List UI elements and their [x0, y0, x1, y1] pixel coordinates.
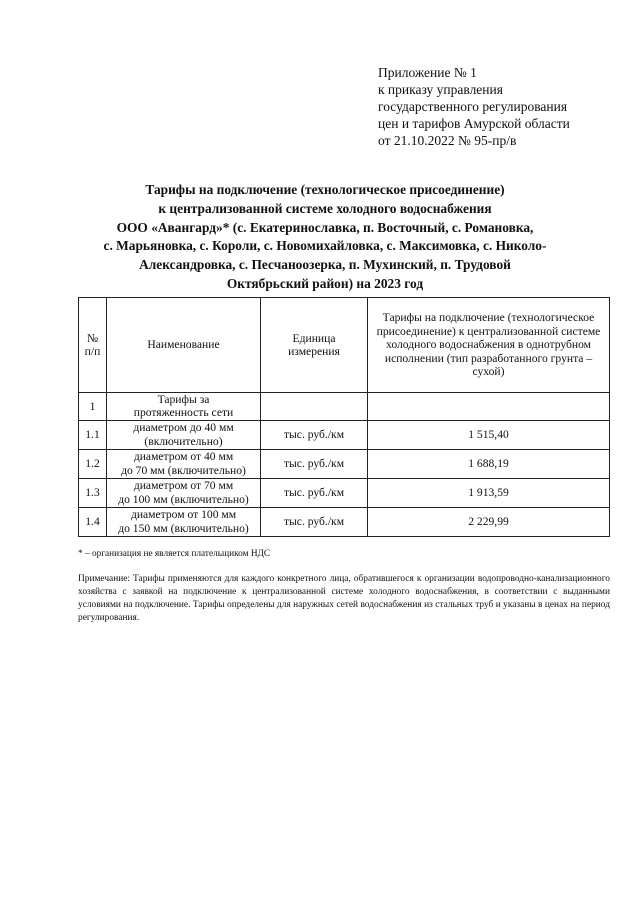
table-row	[79, 449, 610, 478]
cell-value: 2 229,99	[368, 507, 610, 536]
cell-name-line2: до 150 мм (включительно)	[118, 521, 249, 535]
note-paragraph: Примечание: Тарифы применяются для каждого конкретного лица, обратившегося к организации водопроводно-канализационного хозяйства с заявкой на подключение к централизованной системе холодного водоснабжения, в соответствии с выданными условиями на подключение. Тарифы определены для наружных сетей водоснабжения из стальных труб и указаны в ценах на период регулирования.	[78, 574, 610, 623]
table-row	[79, 393, 610, 421]
cell-number: 1.1	[79, 420, 107, 449]
cell-value	[368, 393, 610, 421]
footnote: * – организация не является плательщиком НДС	[78, 549, 271, 559]
cell-name	[107, 449, 261, 478]
title-line: Октябрьский район) на 2023 год	[226, 275, 424, 291]
header-number-line2: п/п	[84, 345, 101, 358]
title-line: Тарифы на подключение (технологическое присоединение)	[145, 182, 505, 197]
cell-number: 1.3	[79, 478, 107, 507]
cell-name-line1: диаметром от 40 мм	[133, 450, 234, 464]
appendix-line: государственного регулирования	[378, 99, 568, 114]
table-row	[79, 478, 610, 507]
table-row	[79, 507, 610, 536]
table-header-row	[79, 298, 610, 393]
tariffs-table	[78, 297, 610, 537]
cell-number: 1	[79, 393, 107, 421]
appendix-line: цен и тарифов Амурской области	[378, 116, 570, 131]
cell-name-line2: до 70 мм (включительно)	[121, 463, 246, 477]
cell-unit: тыс. руб./км	[261, 478, 368, 507]
cell-name-line1: диаметром от 70 мм	[133, 479, 234, 493]
cell-value: 1 688,19	[368, 449, 610, 478]
header-unit-line1: Единица	[292, 331, 336, 345]
cell-value: 1 515,40	[368, 420, 610, 449]
appendix-block	[378, 64, 570, 149]
cell-name	[107, 478, 261, 507]
cell-number: 1.4	[79, 507, 107, 536]
cell-unit: тыс. руб./км	[261, 420, 368, 449]
header-unit	[261, 298, 368, 393]
cell-unit: тыс. руб./км	[261, 449, 368, 478]
cell-name	[107, 420, 261, 449]
appendix-line: Приложение № 1	[378, 65, 477, 80]
cell-name-line1: диаметром до 40 мм	[133, 421, 234, 435]
header-name: Наименование	[107, 298, 261, 393]
title-line: Александровка, с. Песчаноозерка, п. Мухинский, п. Трудовой	[139, 257, 511, 273]
cell-name-line2: (включительно)	[144, 434, 223, 448]
appendix-line: к приказу управления	[378, 82, 503, 97]
cell-name	[107, 507, 261, 536]
title-line: с. Марьяновка, с. Короли, с. Новомихайловка, с. Максимовка, с. Николо-	[103, 238, 547, 254]
cell-name-line2: до 100 мм (включительно)	[118, 492, 249, 506]
header-number-line1: №	[86, 331, 99, 345]
header-unit-line2: измерения	[288, 345, 340, 358]
cell-name-line1: Тарифы за	[157, 393, 210, 406]
cell-name	[107, 393, 261, 421]
document-title	[60, 181, 590, 294]
title-line: ООО «Авангард»* (с. Екатеринославка, п. Восточный, с. Романовка,	[116, 219, 534, 235]
appendix-line: от 21.10.2022 № 95-пр/в	[378, 133, 517, 148]
cell-unit: тыс. руб./км	[261, 507, 368, 536]
cell-number: 1.2	[79, 449, 107, 478]
cell-name-line1: диаметром от 100 мм	[130, 508, 237, 522]
cell-unit	[261, 393, 368, 421]
header-tariff: Тарифы на подключение (технологическое присоединение) к централизованной системе холодного водоснабжения в однотрубном исполнении (тип разработанного грунта – сухой)	[368, 298, 610, 393]
table-row	[79, 420, 610, 449]
header-number	[79, 298, 107, 393]
title-line: к централизованной системе холодного водоснабжения	[158, 200, 492, 216]
cell-value: 1 913,59	[368, 478, 610, 507]
cell-name-line2: протяженность сети	[133, 406, 234, 420]
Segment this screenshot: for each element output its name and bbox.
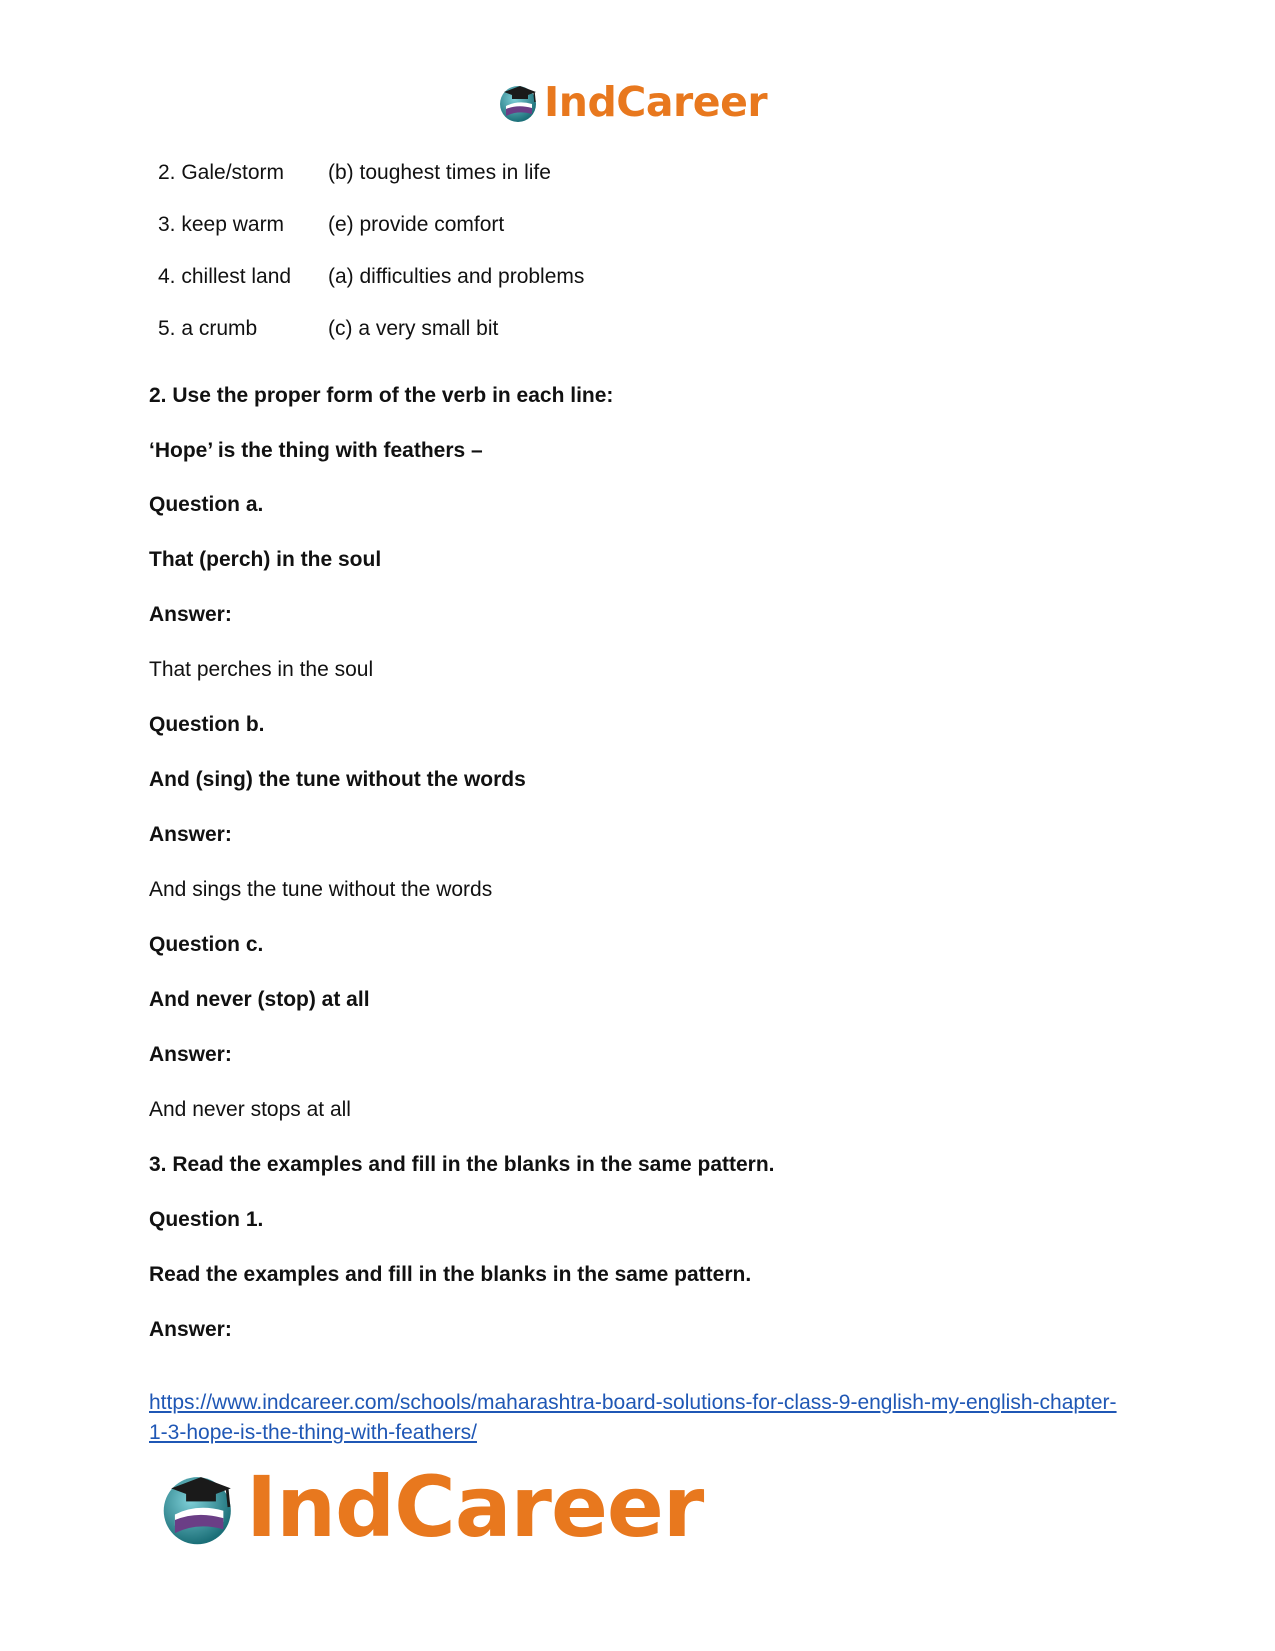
brand-wordmark: IndCareer: [544, 77, 768, 126]
heading-line: Question c.: [149, 933, 264, 956]
match-term: 4. chillest land: [158, 265, 292, 288]
heading-line: Answer:: [149, 1043, 232, 1066]
match-meaning: (c) a very small bit: [328, 317, 499, 340]
heading-line: And (sing) the tune without the words: [149, 768, 526, 791]
graduation-cap-globe-icon: [498, 80, 542, 124]
heading-line: Answer:: [149, 1318, 232, 1341]
heading-line: Question a.: [149, 493, 264, 516]
heading-line: 2. Use the proper form of the verb in each line:: [149, 384, 614, 407]
answer-text: And sings the tune without the words: [149, 878, 493, 901]
match-meaning: (e) provide comfort: [328, 213, 505, 236]
graduation-cap-globe-icon: [160, 1466, 242, 1548]
answer-text: And never stops at all: [149, 1098, 351, 1121]
heading-line: And never (stop) at all: [149, 988, 370, 1011]
heading-line: ‘Hope’ is the thing with feathers –: [149, 439, 483, 462]
match-term: 2. Gale/storm: [158, 161, 285, 184]
heading-line: That (perch) in the soul: [149, 548, 382, 571]
brand-wordmark: IndCareer: [246, 1458, 704, 1556]
heading-line: 3. Read the examples and fill in the blanks in the same pattern.: [149, 1153, 775, 1176]
heading-line: Question 1.: [149, 1208, 264, 1231]
match-term: 3. keep warm: [158, 213, 285, 236]
heading-line: Read the examples and fill in the blanks in the same pattern.: [149, 1263, 752, 1286]
match-meaning: (b) toughest times in life: [328, 161, 551, 184]
heading-line: Answer:: [149, 823, 232, 846]
footer-logo: [160, 1458, 704, 1556]
heading-line: Question b.: [149, 713, 265, 736]
source-link[interactable]: https://www.indcareer.com/schools/maharashtra-board-solutions-for-class-9-english-my-english-chapter-1-3-hope-is-the-thing-with-feathers/: [149, 1391, 1117, 1444]
match-term: 5. a crumb: [158, 317, 258, 340]
header-logo: [498, 78, 767, 126]
match-meaning: (a) difficulties and problems: [328, 265, 585, 288]
heading-line: Answer:: [149, 603, 232, 626]
answer-text: That perches in the soul: [149, 658, 374, 681]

- - -

Copy every line of the material above word for word, leaving out the pictures.

List UI elements and their [x0, y0, x1, y1] pixel coordinates.
table-row	[79, 449, 610, 478]
cell-value: 2 229,99	[368, 507, 610, 536]
cell-name-line2: до 150 мм (включительно)	[118, 521, 249, 535]
note-paragraph: Примечание: Тарифы применяются для каждого конкретного лица, обратившегося к организации водопроводно-канализационного хозяйства с заявкой на подключение к централизованной системе холодного водоснабжения, в соответствии с выданными условиями на подключение. Тарифы определены для наружных сетей водоснабжения из стальных труб и указаны в ценах на период регулирования.	[78, 574, 610, 623]
table-row	[79, 393, 610, 421]
cell-number: 1.1	[79, 420, 107, 449]
cell-value	[368, 393, 610, 421]
footnote: * – организация не является плательщиком НДС	[78, 549, 271, 559]
cell-name	[107, 449, 261, 478]
title-line: Октябрьский район) на 2023 год	[226, 275, 424, 291]
header-number-line2: п/п	[84, 345, 101, 358]
title-line: Тарифы на подключение (технологическое присоединение)	[145, 182, 505, 197]
cell-number: 1.3	[79, 478, 107, 507]
cell-name-line1: диаметром от 40 мм	[133, 450, 234, 464]
appendix-line: государственного регулирования	[378, 99, 568, 114]
table-row	[79, 478, 610, 507]
table-row	[79, 507, 610, 536]
table-header-row	[79, 298, 610, 393]
tariffs-table	[78, 297, 610, 537]
cell-number: 1	[79, 393, 107, 421]
appendix-line: цен и тарифов Амурской области	[378, 116, 570, 131]
cell-name-line2: до 70 мм (включительно)	[121, 463, 246, 477]
cell-unit: тыс. руб./км	[261, 478, 368, 507]
cell-name-line1: диаметром от 70 мм	[133, 479, 234, 493]
cell-value: 1 688,19	[368, 449, 610, 478]
header-unit-line1: Единица	[292, 331, 336, 345]
cell-value: 1 515,40	[368, 420, 610, 449]
appendix-block	[378, 64, 570, 149]
cell-name	[107, 478, 261, 507]
cell-number: 1.4	[79, 507, 107, 536]
cell-unit: тыс. руб./км	[261, 420, 368, 449]
header-unit	[261, 298, 368, 393]
cell-unit: тыс. руб./км	[261, 449, 368, 478]
cell-name	[107, 420, 261, 449]
appendix-line: Приложение № 1	[378, 65, 477, 80]
cell-name-line1: диаметром до 40 мм	[133, 421, 234, 435]
header-name: Наименование	[107, 298, 261, 393]
title-line: Александровка, с. Песчаноозерка, п. Мухинский, п. Трудовой	[139, 257, 511, 273]
cell-name-line2: (включительно)	[144, 434, 223, 448]
appendix-line: к приказу управления	[378, 82, 503, 97]
cell-name	[107, 507, 261, 536]
title-line: с. Марьяновка, с. Короли, с. Новомихайловка, с. Максимовка, с. Николо-	[103, 238, 547, 254]
cell-name-line2: до 100 мм (включительно)	[118, 492, 249, 506]
header-number-line1: №	[86, 331, 99, 345]
header-unit-line2: измерения	[288, 345, 340, 358]
cell-name-line1: Тарифы за	[157, 393, 210, 406]
cell-name	[107, 393, 261, 421]
document-title	[60, 181, 590, 294]
title-line: ООО «Авангард»* (с. Екатеринославка, п. Восточный, с. Романовка,	[116, 219, 534, 235]
appendix-line: от 21.10.2022 № 95-пр/в	[378, 133, 517, 148]
cell-unit: тыс. руб./км	[261, 507, 368, 536]
cell-number: 1.2	[79, 449, 107, 478]
cell-name-line1: диаметром от 100 мм	[130, 508, 237, 522]
cell-unit	[261, 393, 368, 421]
header-tariff: Тарифы на подключение (технологическое присоединение) к централизованной системе холодного водоснабжения в однотрубном исполнении (тип разработанного грунта – сухой)	[368, 298, 610, 393]
table-row	[79, 420, 610, 449]
header-number	[79, 298, 107, 393]
title-line: к централизованной системе холодного водоснабжения	[158, 200, 492, 216]
cell-value: 1 913,59	[368, 478, 610, 507]
cell-name-line2: протяженность сети	[133, 406, 234, 420]
Segment this screenshot: for each element output its name and bbox.
brand-wordmark: IndCareer: [544, 77, 768, 126]
heading-line: Question c.: [149, 933, 264, 956]
match-term: 4. chillest land: [158, 265, 292, 288]
heading-line: Answer:: [149, 1043, 232, 1066]
match-meaning: (c) a very small bit: [328, 317, 499, 340]
heading-line: And (sing) the tune without the words: [149, 768, 526, 791]
graduation-cap-globe-icon: [498, 80, 542, 124]
heading-line: Answer:: [149, 1318, 232, 1341]
heading-line: Question a.: [149, 493, 264, 516]
heading-line: 2. Use the proper form of the verb in each line:: [149, 384, 614, 407]
answer-text: And sings the tune without the words: [149, 878, 493, 901]
match-meaning: (e) provide comfort: [328, 213, 505, 236]
graduation-cap-globe-icon: [160, 1466, 242, 1548]
answer-text: And never stops at all: [149, 1098, 351, 1121]
heading-line: And never (stop) at all: [149, 988, 370, 1011]
heading-line: ‘Hope’ is the thing with feathers –: [149, 439, 483, 462]
match-term: 2. Gale/storm: [158, 161, 285, 184]
heading-line: That (perch) in the soul: [149, 548, 382, 571]
brand-wordmark: IndCareer: [246, 1458, 704, 1556]
heading-line: 3. Read the examples and fill in the blanks in the same pattern.: [149, 1153, 775, 1176]
heading-line: Question 1.: [149, 1208, 264, 1231]
match-term: 3. keep warm: [158, 213, 285, 236]
heading-line: Read the examples and fill in the blanks in the same pattern.: [149, 1263, 752, 1286]
match-meaning: (b) toughest times in life: [328, 161, 551, 184]
heading-line: Answer:: [149, 823, 232, 846]
footer-logo: [160, 1458, 704, 1556]
heading-line: Question b.: [149, 713, 265, 736]
source-link[interactable]: https://www.indcareer.com/schools/maharashtra-board-solutions-for-class-9-english-my-english-chapter-1-3-hope-is-the-thing-with-feathers/: [149, 1391, 1117, 1444]
match-term: 5. a crumb: [158, 317, 258, 340]
header-logo: [498, 78, 767, 126]
match-meaning: (a) difficulties and problems: [328, 265, 585, 288]
heading-line: Answer:: [149, 603, 232, 626]
answer-text: That perches in the soul: [149, 658, 374, 681]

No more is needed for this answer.